■ Tasks to complete ■
(a) Please copy the rows line for line, beginning at the line that has "box as [x0,y0,x1,y1]." and stopping after the line that has "data-label-pendapatan-tetap: Pendapatan Tetap: 16.5".
(b) Keep writing the article on Census population shifts and House seats, picking up after its final paragraph.

■ Quoted text ■
_ _ _ _ _

By 2030, the Census projects Republican-led states will claim at least 11 additional House seats—an unprecedented shift that cements conservative power for the next decade.
New U.S. Census Bureau estimates expose a mass migration to Southern and Sun Belt states. Texas surged by 391,243 residents last year. Florida added 278,000. North Carolina, Georgia, South Carolina and Arizona all roared past 60,000 new arrivals.
Meanwhile, California hemorrhaged 229,077 residents to other states. New York lost 137,586. Illinois slid by 40,017. America’s economic engine is relocating—and it’s fueling red-state ascendancy.
International arrivals amplify the trend. Florida welcomed 178,674 newcomers. Texas absorbed 167,475. These inflows translate into raw political power when Washington slices up Congressional seats.

_ _ _ _ _

■ Dataset excerpts ■
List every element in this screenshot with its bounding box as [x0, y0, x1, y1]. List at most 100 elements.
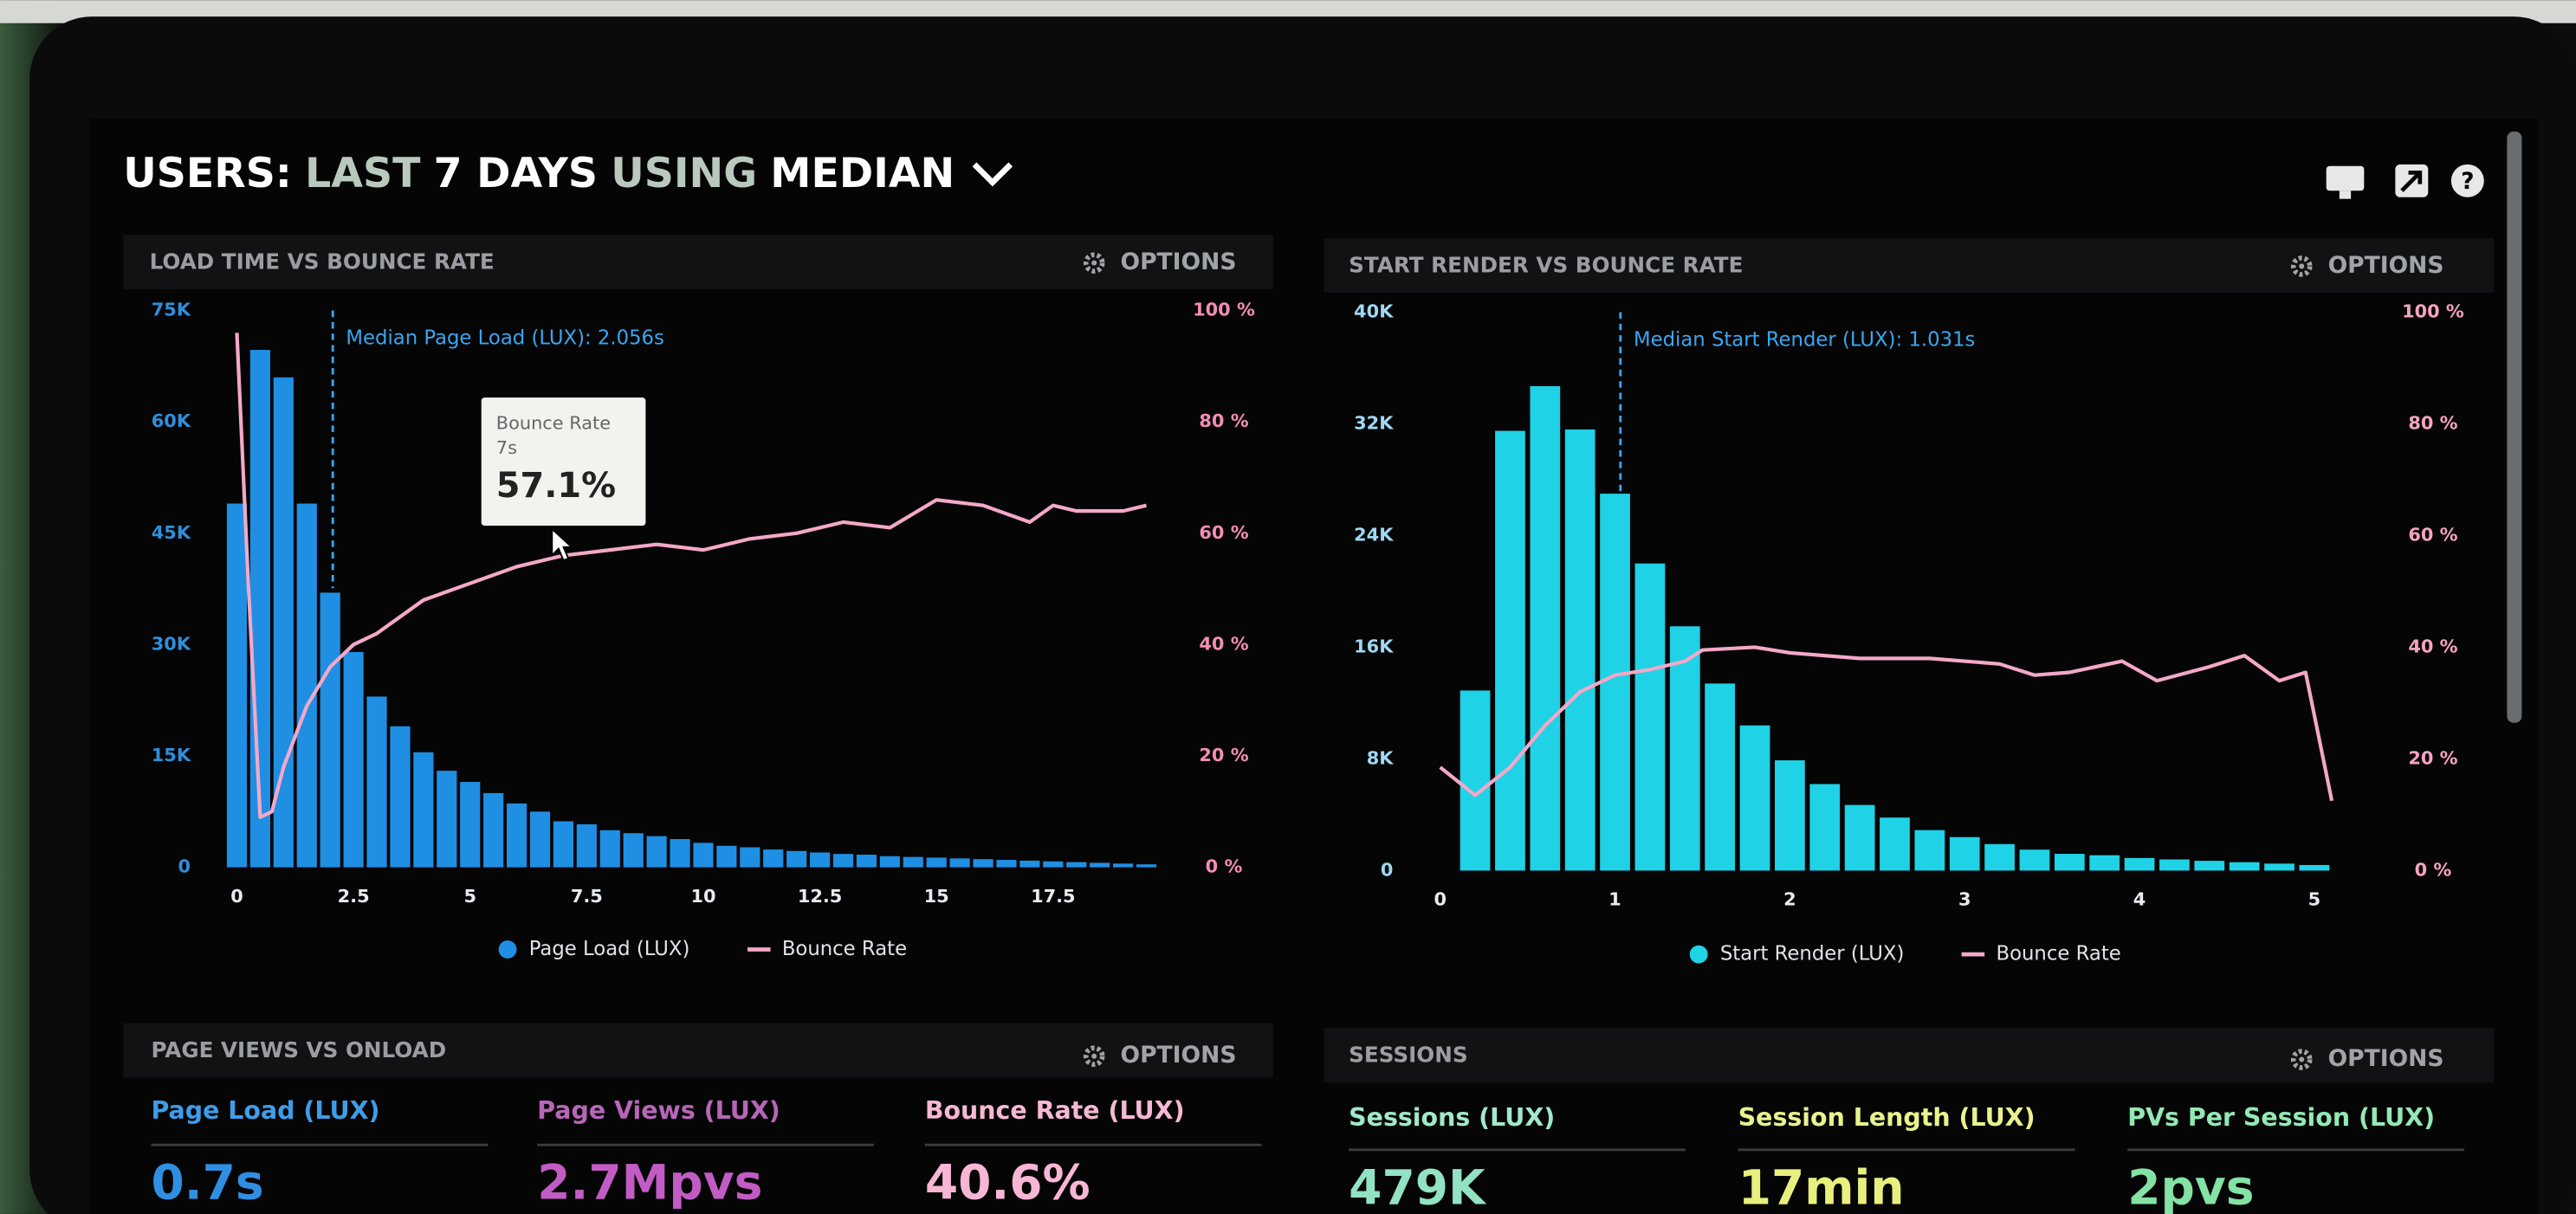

_ _ _ _ _

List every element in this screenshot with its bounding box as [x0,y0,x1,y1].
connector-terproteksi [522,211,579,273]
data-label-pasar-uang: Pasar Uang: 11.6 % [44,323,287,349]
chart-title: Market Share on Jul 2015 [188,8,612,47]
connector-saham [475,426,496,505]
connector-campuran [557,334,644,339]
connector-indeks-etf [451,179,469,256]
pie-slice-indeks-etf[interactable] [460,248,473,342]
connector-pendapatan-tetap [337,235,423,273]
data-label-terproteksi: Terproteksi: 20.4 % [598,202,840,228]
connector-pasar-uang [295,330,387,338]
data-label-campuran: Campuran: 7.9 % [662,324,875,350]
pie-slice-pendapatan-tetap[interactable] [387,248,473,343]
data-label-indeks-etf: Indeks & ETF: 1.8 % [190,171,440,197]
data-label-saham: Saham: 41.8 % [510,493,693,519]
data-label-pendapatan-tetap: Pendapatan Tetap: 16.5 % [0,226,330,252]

_ _ _ _ _

■ Expected answers ■
(a)
List every element in this screenshot with its bounding box as [x0,y0,x1,y1].
connector-terproteksi [522,211,579,273]
data-label-pasar-uang: Pasar Uang: 11.6 % [44,323,287,349]
chart-title: Market Share on Jul 2015 [188,8,612,47]
connector-saham [475,426,496,505]
connector-campuran [557,334,644,339]
connector-indeks-etf [451,179,469,256]
pie-slice-indeks-etf[interactable] [460,248,473,342]
connector-pendapatan-tetap [337,235,423,273]
data-label-terproteksi: Terproteksi: 20.4 % [598,202,840,228]
connector-pasar-uang [295,330,387,338]
data-label-campuran: Campuran: 7.9 % [662,324,875,350]
pie-slice-pendapatan-tetap[interactable] [387,248,473,343]
data-label-indeks-etf: Indeks & ETF: 1.8 % [190,171,440,197]
data-label-saham: Saham: 41.8 % [510,493,693,519]
data-label-pendapatan-tetap: Pendapatan Tetap: 16.5 % [0,226,330,252]

(b)
The 2030 reapportionment map is clear:
• Gainers:
– Texas +4 seats
– Florida +2 seats
– Arizona, Georgia, Idaho, North Carolina, Utah +1 each
• Losers:
– California –4 seats
– Illinois, New York, Oregon, Minnesota, Pennsylvania, Wisconsin, Rhode Island –1 each
Under this realignment, a hypothetical 2024 Republican victory would have delivered 11 extra electoral votes.
Democrats are in full panic mode—fighting to keep illegal immigrants counted in the Census so they can pad blue-state representation. But counting non-citizens for seat allocation defies common sense: they can’t vote, yet they inflate Democratic power in Congress.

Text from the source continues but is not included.